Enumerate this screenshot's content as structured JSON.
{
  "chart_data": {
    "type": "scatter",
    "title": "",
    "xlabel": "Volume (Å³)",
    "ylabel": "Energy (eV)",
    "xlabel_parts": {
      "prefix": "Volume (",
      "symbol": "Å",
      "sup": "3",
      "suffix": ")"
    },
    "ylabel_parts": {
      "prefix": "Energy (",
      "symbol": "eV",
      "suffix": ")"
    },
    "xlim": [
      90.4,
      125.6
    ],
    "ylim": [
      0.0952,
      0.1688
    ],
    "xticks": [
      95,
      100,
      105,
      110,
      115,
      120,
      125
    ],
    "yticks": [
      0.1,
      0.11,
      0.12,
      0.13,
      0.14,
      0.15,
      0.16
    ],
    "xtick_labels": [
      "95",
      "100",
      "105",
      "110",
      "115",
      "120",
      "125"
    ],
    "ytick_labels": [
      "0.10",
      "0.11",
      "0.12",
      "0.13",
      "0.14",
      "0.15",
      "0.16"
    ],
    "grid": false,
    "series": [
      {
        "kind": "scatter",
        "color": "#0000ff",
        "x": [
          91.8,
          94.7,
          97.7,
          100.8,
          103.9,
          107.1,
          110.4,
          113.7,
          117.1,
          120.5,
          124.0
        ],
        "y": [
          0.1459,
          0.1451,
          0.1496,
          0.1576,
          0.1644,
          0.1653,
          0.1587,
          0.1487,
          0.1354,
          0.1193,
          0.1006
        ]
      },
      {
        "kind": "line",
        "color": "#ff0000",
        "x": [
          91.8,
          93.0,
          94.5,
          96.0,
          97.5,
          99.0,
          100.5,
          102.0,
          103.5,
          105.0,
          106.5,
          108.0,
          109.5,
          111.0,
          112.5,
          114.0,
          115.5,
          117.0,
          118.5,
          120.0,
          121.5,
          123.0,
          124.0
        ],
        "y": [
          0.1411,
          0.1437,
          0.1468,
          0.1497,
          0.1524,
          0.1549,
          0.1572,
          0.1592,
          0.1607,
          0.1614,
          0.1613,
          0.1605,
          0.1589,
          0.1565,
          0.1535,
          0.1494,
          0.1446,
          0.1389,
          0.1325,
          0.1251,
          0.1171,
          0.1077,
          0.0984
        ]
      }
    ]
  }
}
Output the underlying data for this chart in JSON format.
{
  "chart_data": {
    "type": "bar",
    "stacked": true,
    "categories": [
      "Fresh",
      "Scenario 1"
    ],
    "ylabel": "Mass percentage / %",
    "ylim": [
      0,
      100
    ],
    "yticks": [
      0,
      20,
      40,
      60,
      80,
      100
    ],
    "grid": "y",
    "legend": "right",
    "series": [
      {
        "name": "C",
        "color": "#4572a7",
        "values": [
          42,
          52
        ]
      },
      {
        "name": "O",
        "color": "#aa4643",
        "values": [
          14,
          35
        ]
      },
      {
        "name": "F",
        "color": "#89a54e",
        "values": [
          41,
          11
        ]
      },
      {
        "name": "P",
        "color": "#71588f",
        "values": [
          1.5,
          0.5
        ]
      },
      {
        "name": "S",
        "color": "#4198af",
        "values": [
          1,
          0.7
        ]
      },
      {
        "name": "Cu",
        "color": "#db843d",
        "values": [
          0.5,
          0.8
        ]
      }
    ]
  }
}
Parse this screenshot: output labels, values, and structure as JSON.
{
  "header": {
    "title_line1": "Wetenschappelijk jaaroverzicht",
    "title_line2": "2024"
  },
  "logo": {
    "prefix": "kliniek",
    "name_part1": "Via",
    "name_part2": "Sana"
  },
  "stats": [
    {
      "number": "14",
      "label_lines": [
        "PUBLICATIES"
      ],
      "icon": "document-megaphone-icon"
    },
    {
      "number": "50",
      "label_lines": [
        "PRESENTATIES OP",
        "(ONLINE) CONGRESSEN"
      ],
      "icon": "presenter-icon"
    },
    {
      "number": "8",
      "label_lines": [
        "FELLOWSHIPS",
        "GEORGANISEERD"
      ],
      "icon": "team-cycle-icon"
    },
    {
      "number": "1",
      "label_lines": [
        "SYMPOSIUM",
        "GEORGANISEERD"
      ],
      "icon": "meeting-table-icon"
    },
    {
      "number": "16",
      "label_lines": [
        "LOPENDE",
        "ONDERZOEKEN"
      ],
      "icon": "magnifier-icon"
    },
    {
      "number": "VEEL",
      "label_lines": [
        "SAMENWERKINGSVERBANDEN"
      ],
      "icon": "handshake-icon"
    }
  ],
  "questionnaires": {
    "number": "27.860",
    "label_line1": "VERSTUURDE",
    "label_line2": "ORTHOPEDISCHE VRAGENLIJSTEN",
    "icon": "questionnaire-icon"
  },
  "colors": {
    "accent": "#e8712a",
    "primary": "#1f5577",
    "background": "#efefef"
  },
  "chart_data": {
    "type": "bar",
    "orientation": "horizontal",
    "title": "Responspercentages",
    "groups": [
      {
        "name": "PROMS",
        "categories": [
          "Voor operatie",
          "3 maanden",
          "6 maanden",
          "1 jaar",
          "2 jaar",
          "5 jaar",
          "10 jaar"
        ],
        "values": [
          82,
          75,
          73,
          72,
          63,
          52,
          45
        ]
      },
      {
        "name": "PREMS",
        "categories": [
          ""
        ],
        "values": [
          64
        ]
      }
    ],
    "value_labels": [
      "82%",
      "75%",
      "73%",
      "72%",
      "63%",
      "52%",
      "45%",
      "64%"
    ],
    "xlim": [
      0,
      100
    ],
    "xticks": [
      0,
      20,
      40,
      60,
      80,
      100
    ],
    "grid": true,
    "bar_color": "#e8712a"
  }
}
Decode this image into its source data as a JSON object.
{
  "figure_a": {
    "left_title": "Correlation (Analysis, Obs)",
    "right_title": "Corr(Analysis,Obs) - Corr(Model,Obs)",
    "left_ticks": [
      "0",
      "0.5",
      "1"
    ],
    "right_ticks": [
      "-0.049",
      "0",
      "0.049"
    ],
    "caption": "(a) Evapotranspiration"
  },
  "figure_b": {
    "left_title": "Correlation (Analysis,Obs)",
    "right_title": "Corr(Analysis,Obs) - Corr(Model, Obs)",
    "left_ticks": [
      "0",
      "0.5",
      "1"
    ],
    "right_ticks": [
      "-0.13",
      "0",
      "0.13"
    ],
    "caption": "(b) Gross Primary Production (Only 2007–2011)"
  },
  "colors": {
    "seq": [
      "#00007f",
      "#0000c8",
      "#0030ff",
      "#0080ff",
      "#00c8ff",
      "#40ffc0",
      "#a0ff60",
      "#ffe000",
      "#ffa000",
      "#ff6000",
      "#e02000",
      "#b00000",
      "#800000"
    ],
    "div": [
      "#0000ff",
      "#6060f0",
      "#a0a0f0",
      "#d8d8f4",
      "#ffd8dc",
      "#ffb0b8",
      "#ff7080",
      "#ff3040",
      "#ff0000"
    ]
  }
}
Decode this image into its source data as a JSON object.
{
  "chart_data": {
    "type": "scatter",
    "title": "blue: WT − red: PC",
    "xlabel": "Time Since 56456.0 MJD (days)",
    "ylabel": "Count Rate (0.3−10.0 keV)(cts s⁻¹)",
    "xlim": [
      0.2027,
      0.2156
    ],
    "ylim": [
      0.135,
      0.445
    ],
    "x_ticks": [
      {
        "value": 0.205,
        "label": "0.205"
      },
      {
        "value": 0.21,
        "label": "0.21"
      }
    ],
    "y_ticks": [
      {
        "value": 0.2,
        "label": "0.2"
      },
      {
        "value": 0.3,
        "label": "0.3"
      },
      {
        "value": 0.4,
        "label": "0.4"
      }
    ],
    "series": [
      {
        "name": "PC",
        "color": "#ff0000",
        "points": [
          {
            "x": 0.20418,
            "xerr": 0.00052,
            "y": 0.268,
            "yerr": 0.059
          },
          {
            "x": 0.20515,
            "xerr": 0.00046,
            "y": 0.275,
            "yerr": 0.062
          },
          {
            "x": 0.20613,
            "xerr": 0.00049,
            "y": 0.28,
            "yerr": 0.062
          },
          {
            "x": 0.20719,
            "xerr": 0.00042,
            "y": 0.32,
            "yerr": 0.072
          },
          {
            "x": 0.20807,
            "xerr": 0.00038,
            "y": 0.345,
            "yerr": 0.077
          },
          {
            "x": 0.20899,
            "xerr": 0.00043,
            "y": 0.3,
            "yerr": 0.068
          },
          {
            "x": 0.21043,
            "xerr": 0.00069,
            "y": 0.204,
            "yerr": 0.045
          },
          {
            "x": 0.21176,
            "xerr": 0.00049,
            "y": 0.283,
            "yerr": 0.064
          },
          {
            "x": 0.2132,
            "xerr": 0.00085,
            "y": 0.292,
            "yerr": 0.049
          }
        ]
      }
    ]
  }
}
____________
Requirements |
Gather all lines with the string "JSON" from the data.

Full response |
Enumerate this screenshot's content as structured JSON.
Output the underlying data for this chart in JSON format.
Parse this screenshot: output labels, values, and structure as JSON.
Decode this image into its source data as a JSON object.
Decode this image into its source data as a JSON object.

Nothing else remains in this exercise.